▶ **What you need to do**
Scan the data below for the string "subtitle". Copy every line where it appears.

— START Exercise data —

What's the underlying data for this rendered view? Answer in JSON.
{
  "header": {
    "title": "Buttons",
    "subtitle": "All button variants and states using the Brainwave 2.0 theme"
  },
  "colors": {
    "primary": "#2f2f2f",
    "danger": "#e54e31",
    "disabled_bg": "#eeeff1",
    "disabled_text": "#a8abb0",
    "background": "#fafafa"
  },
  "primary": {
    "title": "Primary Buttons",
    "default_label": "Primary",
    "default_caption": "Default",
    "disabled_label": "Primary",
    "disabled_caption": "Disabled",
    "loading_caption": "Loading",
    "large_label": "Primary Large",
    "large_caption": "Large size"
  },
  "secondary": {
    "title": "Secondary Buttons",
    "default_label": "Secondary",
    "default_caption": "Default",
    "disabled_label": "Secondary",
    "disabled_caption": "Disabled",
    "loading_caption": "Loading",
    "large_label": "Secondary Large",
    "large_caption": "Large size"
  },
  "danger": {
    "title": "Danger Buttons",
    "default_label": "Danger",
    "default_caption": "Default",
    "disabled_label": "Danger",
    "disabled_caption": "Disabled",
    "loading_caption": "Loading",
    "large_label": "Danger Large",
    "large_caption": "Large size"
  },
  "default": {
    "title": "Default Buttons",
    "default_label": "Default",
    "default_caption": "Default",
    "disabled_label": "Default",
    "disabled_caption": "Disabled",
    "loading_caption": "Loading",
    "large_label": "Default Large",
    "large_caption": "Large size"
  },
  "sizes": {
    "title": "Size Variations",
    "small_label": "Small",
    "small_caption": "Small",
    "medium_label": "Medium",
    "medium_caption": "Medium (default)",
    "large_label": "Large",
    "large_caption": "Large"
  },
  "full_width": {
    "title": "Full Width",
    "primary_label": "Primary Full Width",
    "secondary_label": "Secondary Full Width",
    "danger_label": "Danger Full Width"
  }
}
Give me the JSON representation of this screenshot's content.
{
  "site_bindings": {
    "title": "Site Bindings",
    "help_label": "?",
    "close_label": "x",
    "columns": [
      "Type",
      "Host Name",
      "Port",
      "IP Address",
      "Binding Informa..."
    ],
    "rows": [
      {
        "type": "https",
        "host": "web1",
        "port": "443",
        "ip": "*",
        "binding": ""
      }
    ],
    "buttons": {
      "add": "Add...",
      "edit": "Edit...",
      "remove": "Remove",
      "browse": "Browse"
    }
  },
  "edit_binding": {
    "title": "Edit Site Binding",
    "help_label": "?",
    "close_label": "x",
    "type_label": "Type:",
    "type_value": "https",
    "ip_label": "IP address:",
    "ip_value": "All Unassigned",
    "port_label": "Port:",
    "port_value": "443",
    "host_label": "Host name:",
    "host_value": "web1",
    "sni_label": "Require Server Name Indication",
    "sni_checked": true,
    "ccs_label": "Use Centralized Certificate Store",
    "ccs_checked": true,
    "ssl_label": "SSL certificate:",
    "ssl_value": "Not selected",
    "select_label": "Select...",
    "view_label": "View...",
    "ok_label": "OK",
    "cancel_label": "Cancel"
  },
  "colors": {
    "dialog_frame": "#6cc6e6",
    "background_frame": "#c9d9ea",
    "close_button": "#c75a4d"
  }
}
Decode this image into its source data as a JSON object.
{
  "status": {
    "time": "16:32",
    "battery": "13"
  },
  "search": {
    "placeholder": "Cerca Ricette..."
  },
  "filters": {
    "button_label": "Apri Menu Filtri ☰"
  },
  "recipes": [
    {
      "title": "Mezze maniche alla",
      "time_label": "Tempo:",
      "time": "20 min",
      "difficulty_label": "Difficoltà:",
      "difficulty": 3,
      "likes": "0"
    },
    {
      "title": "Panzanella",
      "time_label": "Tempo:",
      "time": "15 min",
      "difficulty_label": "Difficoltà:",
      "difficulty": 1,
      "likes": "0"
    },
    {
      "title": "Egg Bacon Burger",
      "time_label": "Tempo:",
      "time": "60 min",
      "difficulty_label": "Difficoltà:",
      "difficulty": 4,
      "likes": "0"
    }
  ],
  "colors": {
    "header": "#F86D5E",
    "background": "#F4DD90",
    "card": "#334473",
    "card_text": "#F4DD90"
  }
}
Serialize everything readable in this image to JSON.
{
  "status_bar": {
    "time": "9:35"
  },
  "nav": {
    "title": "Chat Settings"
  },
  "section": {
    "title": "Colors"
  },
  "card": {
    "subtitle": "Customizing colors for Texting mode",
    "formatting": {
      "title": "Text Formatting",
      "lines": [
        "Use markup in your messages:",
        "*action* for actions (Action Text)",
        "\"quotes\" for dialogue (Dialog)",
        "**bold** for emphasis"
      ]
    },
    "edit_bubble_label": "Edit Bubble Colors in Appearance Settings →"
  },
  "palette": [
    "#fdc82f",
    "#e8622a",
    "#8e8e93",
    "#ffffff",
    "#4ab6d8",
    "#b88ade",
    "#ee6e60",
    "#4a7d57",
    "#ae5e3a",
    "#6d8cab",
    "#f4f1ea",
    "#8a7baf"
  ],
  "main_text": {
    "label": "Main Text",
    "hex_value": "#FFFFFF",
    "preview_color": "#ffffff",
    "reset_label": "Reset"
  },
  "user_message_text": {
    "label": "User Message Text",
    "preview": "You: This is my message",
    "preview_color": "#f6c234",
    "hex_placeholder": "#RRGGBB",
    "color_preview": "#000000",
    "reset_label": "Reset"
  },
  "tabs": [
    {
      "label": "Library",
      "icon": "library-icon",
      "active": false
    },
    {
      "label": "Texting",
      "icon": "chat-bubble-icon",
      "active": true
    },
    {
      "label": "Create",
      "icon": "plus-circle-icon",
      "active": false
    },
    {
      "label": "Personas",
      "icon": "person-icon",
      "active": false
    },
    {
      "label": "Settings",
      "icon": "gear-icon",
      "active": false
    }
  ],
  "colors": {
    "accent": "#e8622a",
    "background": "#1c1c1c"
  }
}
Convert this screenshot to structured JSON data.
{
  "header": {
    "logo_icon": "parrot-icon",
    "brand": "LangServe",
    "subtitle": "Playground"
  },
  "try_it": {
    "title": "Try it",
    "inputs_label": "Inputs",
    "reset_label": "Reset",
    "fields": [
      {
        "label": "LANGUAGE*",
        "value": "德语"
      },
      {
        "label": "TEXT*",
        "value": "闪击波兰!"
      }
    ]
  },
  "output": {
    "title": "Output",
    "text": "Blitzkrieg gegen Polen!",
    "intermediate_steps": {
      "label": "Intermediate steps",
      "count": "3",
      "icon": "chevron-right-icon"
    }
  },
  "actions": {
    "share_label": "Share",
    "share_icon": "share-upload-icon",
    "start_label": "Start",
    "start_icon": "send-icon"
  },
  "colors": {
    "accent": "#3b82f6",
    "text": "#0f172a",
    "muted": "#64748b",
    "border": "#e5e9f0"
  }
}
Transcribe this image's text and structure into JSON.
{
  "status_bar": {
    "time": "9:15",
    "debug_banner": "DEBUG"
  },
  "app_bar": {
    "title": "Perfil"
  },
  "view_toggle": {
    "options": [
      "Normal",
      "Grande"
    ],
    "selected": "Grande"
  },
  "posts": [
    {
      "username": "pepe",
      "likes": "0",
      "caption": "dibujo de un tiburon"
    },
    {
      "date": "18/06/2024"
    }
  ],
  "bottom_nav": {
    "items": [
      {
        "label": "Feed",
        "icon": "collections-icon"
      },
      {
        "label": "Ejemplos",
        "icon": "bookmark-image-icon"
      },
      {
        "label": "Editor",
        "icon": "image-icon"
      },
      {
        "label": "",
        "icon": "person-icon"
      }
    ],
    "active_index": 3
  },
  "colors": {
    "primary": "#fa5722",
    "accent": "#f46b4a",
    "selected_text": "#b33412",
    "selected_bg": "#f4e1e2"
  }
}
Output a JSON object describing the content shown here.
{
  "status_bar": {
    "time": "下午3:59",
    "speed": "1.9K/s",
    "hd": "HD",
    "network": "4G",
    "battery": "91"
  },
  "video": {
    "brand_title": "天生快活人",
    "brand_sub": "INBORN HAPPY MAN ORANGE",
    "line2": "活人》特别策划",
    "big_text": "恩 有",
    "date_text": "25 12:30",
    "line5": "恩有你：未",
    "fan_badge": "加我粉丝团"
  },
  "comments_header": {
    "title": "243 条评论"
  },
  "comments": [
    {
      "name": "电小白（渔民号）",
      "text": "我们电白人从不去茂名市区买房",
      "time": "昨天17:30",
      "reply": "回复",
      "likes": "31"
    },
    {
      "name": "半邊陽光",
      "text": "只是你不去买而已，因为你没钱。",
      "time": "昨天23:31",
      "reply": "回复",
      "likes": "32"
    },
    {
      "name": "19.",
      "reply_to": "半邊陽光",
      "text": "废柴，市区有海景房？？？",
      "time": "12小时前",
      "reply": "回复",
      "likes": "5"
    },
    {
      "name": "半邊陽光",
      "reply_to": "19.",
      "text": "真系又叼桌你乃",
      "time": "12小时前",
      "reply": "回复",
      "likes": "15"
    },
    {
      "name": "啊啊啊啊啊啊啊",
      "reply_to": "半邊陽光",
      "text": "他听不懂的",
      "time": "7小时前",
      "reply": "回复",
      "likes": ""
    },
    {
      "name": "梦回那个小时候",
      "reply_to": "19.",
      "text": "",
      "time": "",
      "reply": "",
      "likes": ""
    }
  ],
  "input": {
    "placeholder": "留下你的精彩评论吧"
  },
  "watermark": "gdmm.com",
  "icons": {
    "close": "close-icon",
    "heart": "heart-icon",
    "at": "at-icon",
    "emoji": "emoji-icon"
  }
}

— END Exercise data —

▶ **Task answer**
    "subtitle": "All button variants and states using the Brainwave 2.0 theme"
    "subtitle": "Customizing colors for Texting mode",
    "subtitle": "Playground"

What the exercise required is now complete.